--- Work to do ---
Go through the entries below and copy each line containing the word "rate".

[Records about charts and figures]
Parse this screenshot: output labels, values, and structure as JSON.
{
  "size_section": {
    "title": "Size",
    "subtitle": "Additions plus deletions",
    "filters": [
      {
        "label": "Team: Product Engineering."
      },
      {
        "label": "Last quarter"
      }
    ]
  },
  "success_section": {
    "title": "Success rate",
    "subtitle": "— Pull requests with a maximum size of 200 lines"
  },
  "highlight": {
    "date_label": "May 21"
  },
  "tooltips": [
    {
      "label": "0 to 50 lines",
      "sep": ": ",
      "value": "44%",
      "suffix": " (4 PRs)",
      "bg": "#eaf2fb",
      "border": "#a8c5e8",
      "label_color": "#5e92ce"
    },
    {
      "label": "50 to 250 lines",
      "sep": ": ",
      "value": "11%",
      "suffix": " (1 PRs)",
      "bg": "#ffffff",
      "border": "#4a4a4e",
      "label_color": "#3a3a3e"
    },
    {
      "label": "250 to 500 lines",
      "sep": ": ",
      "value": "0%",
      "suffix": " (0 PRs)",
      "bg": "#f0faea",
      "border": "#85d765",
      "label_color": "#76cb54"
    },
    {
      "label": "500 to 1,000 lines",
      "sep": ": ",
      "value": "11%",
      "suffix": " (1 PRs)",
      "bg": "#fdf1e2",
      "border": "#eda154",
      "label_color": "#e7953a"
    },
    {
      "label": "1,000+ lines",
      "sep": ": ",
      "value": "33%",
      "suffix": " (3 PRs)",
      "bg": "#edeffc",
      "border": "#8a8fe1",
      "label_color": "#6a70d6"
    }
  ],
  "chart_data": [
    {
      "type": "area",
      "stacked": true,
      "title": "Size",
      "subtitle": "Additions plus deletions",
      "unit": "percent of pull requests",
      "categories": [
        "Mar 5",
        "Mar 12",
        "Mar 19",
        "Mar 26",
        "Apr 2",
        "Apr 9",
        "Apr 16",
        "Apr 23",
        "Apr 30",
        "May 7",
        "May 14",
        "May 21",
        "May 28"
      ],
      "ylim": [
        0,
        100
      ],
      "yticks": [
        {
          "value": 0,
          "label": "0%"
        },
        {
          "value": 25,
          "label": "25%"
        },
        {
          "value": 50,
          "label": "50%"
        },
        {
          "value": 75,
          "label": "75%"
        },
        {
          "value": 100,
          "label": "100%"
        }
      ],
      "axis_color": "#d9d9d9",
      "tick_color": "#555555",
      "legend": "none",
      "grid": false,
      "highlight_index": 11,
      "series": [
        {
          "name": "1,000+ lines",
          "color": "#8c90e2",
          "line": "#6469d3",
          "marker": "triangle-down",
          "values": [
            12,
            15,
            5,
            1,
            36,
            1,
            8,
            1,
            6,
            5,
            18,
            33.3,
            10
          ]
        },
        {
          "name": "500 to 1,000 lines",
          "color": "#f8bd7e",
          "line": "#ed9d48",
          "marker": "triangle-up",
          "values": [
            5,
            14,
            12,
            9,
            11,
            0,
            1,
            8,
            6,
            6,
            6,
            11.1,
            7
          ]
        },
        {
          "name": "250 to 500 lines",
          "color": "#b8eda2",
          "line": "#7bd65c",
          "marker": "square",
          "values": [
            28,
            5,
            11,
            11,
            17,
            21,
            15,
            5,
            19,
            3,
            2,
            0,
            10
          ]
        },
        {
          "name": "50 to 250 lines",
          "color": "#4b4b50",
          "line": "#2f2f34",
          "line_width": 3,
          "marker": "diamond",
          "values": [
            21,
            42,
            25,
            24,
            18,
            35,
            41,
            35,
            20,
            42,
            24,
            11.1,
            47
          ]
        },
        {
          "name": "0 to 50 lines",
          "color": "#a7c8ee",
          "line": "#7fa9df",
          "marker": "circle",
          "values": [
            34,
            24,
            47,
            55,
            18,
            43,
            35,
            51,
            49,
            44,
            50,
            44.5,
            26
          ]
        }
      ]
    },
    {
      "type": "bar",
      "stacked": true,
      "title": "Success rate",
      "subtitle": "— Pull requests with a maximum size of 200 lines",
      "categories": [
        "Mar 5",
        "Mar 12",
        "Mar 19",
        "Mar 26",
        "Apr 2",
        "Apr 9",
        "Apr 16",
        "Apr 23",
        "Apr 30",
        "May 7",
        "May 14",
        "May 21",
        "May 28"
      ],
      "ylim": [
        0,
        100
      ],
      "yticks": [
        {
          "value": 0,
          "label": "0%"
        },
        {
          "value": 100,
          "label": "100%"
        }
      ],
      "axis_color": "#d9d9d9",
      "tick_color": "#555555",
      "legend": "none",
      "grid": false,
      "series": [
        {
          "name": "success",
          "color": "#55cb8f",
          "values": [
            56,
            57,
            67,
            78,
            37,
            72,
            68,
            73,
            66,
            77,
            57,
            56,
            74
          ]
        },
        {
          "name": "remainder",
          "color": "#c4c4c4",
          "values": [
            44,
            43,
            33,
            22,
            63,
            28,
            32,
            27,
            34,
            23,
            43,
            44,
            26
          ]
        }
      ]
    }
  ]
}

--- Answer to this task ---
    "title": "Success rate",
      "title": "Success rate",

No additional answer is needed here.